Identify every line in the records below that contains the word "against", and reproduce each one.

-- begin Material for this exercise --

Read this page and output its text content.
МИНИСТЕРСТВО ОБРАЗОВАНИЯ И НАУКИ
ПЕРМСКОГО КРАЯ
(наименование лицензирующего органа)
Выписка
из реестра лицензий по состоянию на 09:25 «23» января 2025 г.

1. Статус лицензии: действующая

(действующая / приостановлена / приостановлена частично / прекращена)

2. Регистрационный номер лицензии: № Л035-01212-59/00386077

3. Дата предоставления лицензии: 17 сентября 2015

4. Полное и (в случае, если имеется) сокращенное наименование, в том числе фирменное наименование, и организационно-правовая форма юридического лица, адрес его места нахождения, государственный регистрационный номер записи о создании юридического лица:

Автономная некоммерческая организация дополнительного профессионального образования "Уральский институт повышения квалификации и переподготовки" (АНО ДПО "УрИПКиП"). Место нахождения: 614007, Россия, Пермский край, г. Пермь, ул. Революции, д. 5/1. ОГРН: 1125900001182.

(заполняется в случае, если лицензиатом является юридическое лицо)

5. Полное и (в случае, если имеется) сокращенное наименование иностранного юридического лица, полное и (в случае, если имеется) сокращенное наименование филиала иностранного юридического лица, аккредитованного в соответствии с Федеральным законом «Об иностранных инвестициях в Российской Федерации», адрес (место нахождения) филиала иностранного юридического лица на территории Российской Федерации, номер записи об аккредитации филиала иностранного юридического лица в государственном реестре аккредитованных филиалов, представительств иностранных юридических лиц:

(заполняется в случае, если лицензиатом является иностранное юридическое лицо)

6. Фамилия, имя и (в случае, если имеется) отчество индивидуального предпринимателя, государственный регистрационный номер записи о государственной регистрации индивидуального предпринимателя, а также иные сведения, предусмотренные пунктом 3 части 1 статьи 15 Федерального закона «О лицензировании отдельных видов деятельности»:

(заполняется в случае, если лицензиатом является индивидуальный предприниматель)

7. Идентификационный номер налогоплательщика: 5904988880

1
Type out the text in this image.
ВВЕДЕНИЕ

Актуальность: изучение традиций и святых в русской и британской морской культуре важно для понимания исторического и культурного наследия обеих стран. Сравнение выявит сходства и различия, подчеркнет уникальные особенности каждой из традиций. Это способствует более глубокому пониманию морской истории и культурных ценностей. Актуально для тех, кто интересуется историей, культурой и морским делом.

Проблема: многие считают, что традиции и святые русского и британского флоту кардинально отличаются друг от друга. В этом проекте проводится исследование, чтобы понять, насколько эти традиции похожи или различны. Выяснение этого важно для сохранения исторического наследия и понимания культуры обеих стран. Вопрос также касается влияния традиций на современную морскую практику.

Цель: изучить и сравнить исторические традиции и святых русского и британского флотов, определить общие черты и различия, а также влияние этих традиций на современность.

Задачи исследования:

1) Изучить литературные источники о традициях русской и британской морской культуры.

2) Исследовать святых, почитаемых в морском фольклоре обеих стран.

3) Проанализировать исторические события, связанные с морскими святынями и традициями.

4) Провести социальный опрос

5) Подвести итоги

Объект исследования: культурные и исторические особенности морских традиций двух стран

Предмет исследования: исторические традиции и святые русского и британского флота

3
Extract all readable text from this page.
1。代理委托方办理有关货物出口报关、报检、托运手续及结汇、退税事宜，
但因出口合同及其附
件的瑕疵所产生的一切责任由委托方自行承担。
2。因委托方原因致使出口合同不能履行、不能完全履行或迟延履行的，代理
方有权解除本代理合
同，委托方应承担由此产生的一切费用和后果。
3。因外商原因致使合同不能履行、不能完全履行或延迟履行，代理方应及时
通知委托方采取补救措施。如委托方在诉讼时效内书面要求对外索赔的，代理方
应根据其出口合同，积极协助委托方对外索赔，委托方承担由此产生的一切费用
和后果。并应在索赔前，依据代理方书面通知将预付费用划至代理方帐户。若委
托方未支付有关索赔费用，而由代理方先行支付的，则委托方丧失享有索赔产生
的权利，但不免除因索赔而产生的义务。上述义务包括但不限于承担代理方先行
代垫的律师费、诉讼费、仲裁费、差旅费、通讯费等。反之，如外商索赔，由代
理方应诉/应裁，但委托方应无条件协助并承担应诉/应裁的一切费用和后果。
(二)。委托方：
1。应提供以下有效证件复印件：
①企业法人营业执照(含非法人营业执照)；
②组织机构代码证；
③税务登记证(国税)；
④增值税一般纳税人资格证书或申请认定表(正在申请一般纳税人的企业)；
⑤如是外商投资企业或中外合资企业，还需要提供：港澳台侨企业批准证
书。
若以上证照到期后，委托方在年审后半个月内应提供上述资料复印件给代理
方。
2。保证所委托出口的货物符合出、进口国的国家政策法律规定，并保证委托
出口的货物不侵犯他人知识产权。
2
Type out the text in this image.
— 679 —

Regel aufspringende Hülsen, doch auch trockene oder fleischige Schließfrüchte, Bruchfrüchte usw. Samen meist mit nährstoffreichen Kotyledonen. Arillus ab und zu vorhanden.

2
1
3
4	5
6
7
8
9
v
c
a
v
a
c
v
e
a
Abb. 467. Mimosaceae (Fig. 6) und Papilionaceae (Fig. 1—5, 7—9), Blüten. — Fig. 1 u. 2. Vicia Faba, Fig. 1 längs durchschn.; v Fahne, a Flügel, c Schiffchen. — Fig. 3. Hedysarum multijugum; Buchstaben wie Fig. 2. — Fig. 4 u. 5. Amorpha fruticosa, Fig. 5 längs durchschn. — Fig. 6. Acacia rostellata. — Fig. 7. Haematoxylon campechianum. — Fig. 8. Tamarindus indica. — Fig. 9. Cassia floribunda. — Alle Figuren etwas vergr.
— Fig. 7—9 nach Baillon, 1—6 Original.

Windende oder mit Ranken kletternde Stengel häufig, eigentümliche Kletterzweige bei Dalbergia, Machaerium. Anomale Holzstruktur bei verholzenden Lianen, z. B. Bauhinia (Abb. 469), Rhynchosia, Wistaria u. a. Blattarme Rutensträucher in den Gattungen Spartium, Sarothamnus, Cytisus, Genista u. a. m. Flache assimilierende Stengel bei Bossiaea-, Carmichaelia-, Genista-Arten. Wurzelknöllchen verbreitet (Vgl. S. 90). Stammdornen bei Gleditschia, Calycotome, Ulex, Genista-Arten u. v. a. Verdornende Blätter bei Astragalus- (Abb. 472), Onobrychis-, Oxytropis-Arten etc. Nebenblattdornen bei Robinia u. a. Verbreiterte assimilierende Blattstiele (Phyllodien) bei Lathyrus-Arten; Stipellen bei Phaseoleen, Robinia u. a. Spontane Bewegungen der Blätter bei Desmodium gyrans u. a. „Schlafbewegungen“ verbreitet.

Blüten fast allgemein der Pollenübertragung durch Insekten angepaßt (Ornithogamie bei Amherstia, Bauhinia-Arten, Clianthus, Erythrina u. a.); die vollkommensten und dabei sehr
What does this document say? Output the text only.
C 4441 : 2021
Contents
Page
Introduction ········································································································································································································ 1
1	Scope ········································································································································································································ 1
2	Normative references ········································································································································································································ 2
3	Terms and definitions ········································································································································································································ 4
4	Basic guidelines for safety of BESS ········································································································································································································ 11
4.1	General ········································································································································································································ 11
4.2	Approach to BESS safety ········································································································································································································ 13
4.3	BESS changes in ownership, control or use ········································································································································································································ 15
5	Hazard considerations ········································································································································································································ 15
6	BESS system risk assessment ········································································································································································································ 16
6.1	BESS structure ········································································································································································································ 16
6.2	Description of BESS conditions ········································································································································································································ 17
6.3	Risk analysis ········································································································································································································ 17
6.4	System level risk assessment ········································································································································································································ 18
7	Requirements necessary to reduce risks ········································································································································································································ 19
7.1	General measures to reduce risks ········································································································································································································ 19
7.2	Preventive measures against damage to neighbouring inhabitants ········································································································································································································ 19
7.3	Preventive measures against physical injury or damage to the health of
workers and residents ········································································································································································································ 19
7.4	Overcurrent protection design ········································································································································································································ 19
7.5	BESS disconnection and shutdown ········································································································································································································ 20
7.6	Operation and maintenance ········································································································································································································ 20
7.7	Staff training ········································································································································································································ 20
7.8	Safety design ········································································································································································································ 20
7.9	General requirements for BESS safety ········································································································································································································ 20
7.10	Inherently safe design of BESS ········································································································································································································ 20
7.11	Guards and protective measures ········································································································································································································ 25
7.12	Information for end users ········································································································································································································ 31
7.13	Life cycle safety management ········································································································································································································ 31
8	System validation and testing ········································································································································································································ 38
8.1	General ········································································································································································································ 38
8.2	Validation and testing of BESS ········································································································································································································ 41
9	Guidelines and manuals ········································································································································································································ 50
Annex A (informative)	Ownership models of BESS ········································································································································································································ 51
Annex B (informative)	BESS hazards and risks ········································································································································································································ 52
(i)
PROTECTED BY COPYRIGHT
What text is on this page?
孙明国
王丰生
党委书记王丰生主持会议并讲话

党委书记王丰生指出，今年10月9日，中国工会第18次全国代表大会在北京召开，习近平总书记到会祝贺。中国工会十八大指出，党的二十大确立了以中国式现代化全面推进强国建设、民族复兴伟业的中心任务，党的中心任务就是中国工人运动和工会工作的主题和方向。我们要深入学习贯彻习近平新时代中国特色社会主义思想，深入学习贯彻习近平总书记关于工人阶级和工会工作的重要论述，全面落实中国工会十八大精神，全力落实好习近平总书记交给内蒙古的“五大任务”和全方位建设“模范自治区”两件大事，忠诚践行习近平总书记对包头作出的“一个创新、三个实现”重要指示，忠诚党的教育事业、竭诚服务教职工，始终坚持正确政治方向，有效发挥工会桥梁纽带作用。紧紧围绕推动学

-- end Material for this exercise --

» Solution below:
7.2	Preventive measures against damage to neighbouring inhabitants ········································································································································································································ 19
7.3	Preventive measures against physical injury or damage to the health of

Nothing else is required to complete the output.